▶ _What to do_: Count the lines in the data below that contain the string "callout", and reply with only that number.

▶ _Given entries_:
# # # # #

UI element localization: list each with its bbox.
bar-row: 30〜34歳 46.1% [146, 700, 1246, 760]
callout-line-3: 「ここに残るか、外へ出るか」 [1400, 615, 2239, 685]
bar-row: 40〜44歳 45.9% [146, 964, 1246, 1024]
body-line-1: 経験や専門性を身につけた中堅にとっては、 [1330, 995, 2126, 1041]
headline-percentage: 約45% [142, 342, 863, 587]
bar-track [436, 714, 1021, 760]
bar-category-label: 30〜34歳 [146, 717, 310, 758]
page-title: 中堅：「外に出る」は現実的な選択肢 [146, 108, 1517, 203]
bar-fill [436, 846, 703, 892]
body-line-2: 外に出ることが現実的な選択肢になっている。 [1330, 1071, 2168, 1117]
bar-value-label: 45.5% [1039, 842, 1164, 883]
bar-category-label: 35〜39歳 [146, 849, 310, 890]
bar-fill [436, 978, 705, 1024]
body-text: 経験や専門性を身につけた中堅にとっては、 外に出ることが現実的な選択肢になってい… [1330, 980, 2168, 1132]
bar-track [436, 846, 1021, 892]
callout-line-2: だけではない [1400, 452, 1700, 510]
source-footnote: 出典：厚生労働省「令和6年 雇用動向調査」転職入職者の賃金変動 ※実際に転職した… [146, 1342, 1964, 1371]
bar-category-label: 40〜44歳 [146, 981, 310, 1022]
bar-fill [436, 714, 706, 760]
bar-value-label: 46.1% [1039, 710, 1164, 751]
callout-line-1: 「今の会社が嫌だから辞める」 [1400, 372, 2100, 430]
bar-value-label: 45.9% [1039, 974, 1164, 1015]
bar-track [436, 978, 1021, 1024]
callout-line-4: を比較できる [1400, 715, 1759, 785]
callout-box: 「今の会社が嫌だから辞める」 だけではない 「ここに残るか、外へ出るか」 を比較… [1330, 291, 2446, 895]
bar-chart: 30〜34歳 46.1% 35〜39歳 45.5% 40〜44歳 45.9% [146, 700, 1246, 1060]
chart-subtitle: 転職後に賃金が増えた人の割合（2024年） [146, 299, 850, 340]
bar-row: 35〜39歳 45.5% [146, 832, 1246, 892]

# # # # #

▶ _Completed task_: 5